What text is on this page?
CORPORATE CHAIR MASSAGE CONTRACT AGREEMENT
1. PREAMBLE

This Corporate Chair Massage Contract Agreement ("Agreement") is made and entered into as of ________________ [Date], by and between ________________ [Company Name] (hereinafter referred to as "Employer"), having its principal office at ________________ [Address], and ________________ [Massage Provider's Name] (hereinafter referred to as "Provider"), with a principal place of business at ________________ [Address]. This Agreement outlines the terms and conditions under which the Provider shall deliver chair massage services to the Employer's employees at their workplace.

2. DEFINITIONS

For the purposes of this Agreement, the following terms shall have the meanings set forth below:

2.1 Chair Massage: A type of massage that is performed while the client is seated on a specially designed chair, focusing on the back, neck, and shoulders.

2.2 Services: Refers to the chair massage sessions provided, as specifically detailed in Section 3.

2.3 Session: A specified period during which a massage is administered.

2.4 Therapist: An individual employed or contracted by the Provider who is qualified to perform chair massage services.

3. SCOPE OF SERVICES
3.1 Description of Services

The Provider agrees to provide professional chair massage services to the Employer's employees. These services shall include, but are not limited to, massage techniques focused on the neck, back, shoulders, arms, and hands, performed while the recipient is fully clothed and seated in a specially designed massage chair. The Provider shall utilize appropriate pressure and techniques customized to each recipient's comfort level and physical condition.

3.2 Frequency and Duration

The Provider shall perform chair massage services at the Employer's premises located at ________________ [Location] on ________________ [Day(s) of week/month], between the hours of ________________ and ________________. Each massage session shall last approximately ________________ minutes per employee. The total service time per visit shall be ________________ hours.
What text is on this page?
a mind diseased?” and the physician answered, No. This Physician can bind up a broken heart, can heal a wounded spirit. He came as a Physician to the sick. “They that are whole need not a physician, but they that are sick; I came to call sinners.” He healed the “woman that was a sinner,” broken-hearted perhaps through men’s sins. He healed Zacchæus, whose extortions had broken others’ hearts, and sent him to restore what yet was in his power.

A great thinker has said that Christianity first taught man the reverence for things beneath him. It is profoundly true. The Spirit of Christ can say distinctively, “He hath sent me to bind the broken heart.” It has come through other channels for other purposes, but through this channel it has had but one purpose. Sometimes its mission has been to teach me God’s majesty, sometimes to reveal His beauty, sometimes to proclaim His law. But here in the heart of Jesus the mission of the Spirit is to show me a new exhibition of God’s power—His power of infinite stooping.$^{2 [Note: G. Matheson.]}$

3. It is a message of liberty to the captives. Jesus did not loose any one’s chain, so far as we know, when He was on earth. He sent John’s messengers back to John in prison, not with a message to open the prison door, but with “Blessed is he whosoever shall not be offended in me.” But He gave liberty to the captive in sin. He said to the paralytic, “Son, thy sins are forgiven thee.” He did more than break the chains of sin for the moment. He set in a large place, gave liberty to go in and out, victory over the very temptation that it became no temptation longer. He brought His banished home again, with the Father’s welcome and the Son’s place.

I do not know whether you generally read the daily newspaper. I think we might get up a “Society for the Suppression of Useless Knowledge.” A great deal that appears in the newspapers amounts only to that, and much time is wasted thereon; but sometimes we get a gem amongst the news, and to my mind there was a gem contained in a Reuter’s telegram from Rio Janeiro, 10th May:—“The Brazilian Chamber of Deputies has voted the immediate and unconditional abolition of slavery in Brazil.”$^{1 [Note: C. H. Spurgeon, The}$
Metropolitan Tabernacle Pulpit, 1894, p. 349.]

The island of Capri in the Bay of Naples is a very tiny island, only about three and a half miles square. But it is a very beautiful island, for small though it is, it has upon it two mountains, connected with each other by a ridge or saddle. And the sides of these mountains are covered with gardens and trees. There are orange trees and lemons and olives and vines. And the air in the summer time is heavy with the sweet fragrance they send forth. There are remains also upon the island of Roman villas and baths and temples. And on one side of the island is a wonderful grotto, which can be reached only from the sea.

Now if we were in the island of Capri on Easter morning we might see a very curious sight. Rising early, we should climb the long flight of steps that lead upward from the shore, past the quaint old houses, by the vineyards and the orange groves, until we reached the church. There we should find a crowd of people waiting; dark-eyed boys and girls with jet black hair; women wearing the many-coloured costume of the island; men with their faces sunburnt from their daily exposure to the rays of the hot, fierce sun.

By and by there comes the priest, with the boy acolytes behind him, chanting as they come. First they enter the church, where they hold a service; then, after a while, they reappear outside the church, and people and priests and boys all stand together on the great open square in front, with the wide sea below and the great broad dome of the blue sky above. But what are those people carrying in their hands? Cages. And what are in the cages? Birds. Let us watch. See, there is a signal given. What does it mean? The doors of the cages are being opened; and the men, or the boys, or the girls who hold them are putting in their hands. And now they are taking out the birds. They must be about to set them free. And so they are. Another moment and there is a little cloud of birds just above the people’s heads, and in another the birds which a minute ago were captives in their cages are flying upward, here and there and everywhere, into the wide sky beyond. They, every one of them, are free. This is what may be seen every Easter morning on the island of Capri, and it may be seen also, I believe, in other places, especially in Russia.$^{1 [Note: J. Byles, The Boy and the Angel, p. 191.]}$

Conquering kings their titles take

TASK REQUIREMENTS →
Where a line of the material above holds the string "performed", copy that line.

RESULT OF THE EXERCISE →
2.1 Chair Massage: A type of massage that is performed while the client is seated on a specially designed chair, focusing on the back, neck, and shoulders.
The Provider agrees to provide professional chair massage services to the Employer's employees. These services shall include, but are not limited to, massage techniques focused on the neck, back, shoulders, arms, and hands, performed while the recipient is fully clothed and seated in a specially designed massage chair. The Provider shall utilize appropriate pressure and techniques customized to each recipient's comfort level and physical condition.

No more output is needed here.